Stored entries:

---

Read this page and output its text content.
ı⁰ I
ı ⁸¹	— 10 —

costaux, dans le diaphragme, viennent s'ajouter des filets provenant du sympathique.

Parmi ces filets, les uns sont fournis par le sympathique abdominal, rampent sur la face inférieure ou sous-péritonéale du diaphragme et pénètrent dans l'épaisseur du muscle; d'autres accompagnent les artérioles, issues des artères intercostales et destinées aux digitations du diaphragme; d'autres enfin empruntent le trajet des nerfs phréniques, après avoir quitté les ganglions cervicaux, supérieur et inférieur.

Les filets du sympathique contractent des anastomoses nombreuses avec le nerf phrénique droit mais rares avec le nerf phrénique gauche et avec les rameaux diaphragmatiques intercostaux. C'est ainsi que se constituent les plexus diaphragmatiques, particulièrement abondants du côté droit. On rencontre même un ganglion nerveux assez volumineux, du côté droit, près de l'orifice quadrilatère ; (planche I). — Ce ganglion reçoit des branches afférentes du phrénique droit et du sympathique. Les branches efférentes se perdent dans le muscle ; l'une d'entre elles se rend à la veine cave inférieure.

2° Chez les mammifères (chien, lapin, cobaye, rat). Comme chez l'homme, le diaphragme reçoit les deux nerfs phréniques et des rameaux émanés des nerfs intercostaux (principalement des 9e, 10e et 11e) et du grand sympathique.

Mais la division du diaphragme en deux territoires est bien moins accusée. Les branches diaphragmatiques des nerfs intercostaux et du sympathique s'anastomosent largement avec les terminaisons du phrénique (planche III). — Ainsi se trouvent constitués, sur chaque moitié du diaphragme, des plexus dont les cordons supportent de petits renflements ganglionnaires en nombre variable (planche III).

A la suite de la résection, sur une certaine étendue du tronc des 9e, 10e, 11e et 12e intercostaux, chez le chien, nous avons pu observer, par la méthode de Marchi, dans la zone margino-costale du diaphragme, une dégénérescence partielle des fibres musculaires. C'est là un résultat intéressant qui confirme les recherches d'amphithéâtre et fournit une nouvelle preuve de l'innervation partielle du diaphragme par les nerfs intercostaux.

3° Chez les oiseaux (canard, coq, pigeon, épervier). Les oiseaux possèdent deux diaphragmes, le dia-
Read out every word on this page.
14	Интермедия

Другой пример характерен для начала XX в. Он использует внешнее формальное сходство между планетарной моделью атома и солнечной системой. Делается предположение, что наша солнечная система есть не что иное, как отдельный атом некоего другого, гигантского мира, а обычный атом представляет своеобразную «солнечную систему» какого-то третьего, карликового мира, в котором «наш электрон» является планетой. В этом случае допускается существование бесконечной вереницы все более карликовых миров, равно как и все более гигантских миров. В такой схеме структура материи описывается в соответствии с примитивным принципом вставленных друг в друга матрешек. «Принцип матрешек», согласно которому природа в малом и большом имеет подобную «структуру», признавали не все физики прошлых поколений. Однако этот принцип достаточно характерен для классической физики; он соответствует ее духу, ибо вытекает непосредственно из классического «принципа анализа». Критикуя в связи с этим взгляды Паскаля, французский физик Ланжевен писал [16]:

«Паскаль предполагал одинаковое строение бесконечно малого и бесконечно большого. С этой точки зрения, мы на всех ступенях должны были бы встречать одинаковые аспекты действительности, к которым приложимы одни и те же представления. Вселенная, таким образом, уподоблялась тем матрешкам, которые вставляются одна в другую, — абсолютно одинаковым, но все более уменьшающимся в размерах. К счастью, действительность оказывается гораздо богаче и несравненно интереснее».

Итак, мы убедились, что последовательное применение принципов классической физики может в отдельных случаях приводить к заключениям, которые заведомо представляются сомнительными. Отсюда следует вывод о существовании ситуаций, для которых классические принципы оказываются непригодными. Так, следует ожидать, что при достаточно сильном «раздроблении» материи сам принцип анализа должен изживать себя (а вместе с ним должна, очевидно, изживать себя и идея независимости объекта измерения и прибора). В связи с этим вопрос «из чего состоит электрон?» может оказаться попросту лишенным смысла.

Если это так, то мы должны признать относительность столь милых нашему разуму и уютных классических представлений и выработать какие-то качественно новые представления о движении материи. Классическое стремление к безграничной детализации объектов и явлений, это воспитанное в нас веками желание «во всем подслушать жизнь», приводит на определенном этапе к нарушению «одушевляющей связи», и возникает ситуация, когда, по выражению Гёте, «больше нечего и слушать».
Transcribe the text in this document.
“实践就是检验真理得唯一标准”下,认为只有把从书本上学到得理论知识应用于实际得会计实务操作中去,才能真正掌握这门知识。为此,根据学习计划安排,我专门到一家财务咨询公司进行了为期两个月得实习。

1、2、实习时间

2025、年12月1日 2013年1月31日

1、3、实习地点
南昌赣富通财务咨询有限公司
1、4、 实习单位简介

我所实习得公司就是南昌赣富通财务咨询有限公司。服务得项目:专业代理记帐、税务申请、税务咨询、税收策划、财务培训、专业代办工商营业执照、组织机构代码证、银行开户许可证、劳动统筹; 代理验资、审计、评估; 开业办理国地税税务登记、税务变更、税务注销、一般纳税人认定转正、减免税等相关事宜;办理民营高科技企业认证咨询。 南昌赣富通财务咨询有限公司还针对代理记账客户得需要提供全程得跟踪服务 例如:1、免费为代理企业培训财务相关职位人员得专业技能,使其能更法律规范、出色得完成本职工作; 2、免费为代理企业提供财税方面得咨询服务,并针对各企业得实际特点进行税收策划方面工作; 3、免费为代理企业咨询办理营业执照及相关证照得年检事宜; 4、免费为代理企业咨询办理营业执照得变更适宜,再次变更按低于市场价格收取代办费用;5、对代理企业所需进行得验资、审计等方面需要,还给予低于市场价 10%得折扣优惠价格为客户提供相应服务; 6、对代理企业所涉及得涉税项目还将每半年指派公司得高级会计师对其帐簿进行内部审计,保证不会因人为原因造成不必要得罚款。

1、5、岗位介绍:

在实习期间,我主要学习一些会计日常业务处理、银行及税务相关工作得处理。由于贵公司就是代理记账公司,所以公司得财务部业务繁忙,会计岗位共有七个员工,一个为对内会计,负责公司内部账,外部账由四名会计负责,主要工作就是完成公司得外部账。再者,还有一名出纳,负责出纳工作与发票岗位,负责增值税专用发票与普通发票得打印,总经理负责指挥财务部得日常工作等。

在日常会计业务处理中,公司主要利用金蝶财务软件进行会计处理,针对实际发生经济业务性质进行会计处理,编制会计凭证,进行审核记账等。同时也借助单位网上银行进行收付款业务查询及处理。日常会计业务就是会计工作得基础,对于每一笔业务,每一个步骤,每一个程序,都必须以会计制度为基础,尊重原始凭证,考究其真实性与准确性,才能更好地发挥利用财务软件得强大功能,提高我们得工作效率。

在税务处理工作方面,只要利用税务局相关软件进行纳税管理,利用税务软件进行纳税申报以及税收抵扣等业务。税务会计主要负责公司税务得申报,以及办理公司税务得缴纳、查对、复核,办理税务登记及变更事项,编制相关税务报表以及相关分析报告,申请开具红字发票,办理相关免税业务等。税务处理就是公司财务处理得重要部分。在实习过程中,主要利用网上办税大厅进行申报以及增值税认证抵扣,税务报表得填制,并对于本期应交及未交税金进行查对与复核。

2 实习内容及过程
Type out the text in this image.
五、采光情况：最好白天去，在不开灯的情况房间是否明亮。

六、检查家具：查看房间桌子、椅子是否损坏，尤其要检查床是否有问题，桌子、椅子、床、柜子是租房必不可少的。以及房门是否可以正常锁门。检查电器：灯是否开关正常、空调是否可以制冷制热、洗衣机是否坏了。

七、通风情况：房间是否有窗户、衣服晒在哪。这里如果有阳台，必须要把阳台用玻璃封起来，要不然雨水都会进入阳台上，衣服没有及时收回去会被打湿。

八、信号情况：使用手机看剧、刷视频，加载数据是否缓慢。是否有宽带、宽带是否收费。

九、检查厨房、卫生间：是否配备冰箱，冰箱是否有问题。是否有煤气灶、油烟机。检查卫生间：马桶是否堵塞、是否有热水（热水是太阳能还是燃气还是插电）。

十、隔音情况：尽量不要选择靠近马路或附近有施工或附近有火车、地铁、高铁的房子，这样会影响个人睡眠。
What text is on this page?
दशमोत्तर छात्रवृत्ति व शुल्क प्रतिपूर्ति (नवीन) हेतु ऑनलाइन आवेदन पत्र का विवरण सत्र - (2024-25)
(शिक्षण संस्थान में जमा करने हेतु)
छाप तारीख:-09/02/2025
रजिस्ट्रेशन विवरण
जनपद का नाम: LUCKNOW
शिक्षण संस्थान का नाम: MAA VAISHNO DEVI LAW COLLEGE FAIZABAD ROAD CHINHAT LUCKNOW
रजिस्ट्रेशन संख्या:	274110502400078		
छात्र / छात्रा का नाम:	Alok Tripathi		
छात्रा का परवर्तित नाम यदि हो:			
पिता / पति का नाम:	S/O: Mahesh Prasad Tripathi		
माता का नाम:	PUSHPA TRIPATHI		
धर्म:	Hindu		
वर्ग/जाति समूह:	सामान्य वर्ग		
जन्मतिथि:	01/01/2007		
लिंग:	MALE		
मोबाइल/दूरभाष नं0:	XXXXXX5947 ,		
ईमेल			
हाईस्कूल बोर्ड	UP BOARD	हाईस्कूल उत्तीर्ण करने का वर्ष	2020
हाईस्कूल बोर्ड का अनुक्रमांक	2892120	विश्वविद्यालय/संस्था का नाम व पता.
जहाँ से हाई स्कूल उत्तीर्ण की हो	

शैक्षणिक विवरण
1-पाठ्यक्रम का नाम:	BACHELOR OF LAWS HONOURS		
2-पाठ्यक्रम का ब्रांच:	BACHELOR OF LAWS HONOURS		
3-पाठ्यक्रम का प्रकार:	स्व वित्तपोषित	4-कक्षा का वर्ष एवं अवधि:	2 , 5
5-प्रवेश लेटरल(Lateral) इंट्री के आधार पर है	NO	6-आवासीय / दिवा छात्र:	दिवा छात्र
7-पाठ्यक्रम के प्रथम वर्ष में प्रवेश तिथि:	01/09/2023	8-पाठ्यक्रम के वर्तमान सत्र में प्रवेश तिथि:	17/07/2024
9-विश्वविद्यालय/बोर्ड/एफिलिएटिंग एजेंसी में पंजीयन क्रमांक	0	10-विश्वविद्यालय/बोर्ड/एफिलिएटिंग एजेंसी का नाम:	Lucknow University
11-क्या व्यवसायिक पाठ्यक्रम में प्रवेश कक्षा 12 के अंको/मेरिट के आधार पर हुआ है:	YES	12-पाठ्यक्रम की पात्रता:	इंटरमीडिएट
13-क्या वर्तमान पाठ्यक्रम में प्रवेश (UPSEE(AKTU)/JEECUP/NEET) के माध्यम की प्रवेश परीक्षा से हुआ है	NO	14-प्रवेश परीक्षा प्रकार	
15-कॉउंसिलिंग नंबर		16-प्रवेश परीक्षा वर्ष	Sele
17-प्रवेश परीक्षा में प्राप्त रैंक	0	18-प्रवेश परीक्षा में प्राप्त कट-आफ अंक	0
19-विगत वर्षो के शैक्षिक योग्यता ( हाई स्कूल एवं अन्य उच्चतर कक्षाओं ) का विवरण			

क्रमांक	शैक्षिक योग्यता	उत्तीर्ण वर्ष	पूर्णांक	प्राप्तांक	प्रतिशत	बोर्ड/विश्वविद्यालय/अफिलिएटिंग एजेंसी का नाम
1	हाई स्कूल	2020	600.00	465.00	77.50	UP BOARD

---

Pick out the lines above that hold the string "page" and show them.

Read this page and output its text content.
Read out every word on this page.
What text is on this page?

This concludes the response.